◆ **Provided records**:
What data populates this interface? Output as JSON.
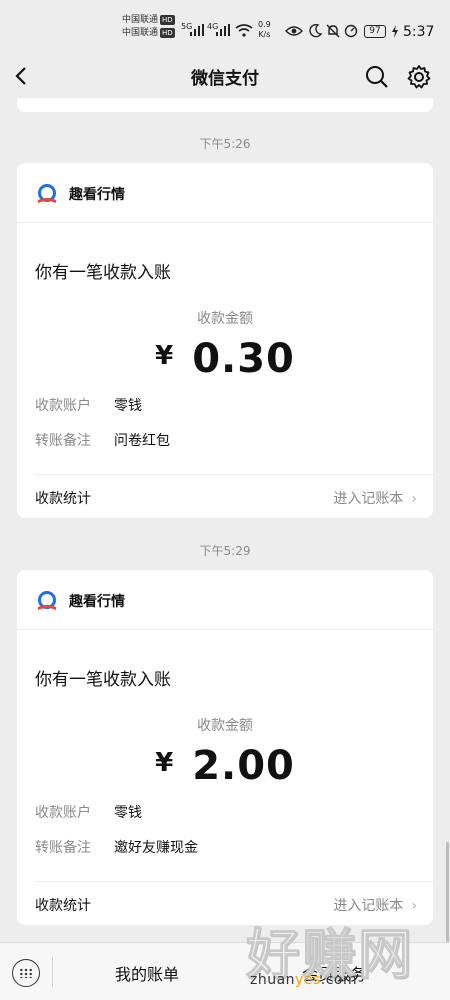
{
  "status_bar": {
    "carrier1": "中国联通",
    "carrier2": "中国联通",
    "hd": "HD",
    "net1": "5G",
    "net2": "4G",
    "speed_value": "0.9",
    "speed_unit": "K/s",
    "battery": "97",
    "time": "5:37"
  },
  "nav": {
    "title": "微信支付",
    "back_icon": "chevron-left-icon",
    "search_icon": "search-icon",
    "settings_icon": "gear-icon"
  },
  "messages": [
    {
      "time": "下午5:26",
      "merchant": "趣看行情",
      "headline": "你有一笔收款入账",
      "amount_label": "收款金额",
      "currency": "¥",
      "amount": "0.30",
      "account_label": "收款账户",
      "account_value": "零钱",
      "note_label": "转账备注",
      "note_value": "问卷红包",
      "footer_label": "收款统计",
      "footer_link": "进入记账本"
    },
    {
      "time": "下午5:29",
      "merchant": "趣看行情",
      "headline": "你有一笔收款入账",
      "amount_label": "收款金额",
      "currency": "¥",
      "amount": "2.00",
      "account_label": "收款账户",
      "account_value": "零钱",
      "note_label": "转账备注",
      "note_value": "邀好友赚现金",
      "footer_label": "收款统计",
      "footer_link": "进入记账本"
    }
  ],
  "bottom_bar": {
    "item1": "我的账单",
    "item2": "会员服务"
  },
  "watermark": {
    "big": "好赚网",
    "small_prefix": "zhuan",
    "small_hl": "yes",
    "small_suffix": ".com"
  },
  "colors": {
    "background": "#ededed",
    "card": "#ffffff",
    "secondary_text": "#8a8a8a",
    "logo_blue": "#1f6fe5",
    "logo_red": "#e8453c"
  }
}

◆ **Set task**:
In your copy, leave out the pictures and reproduce the material above exactly.

◆ **Solution**:
What data populates this interface? Output as JSON.
{
  "status_bar": {
    "carrier1": "中国联通",
    "carrier2": "中国联通",
    "hd": "HD",
    "net1": "5G",
    "net2": "4G",
    "speed_value": "0.9",
    "speed_unit": "K/s",
    "battery": "97",
    "time": "5:37"
  },
  "nav": {
    "title": "微信支付",
    "back_icon": "chevron-left-icon",
    "search_icon": "search-icon",
    "settings_icon": "gear-icon"
  },
  "messages": [
    {
      "time": "下午5:26",
      "merchant": "趣看行情",
      "headline": "你有一笔收款入账",
      "amount_label": "收款金额",
      "currency": "¥",
      "amount": "0.30",
      "account_label": "收款账户",
      "account_value": "零钱",
      "note_label": "转账备注",
      "note_value": "问卷红包",
      "footer_label": "收款统计",
      "footer_link": "进入记账本"
    },
    {
      "time": "下午5:29",
      "merchant": "趣看行情",
      "headline": "你有一笔收款入账",
      "amount_label": "收款金额",
      "currency": "¥",
      "amount": "2.00",
      "account_label": "收款账户",
      "account_value": "零钱",
      "note_label": "转账备注",
      "note_value": "邀好友赚现金",
      "footer_label": "收款统计",
      "footer_link": "进入记账本"
    }
  ],
  "bottom_bar": {
    "item1": "我的账单",
    "item2": "会员服务"
  },
  "watermark": {
    "big": "好赚网",
    "small_prefix": "zhuan",
    "small_hl": "yes",
    "small_suffix": ".com"
  },
  "colors": {
    "background": "#ededed",
    "card": "#ffffff",
    "secondary_text": "#8a8a8a",
    "logo_blue": "#1f6fe5",
    "logo_red": "#e8453c"
  }
}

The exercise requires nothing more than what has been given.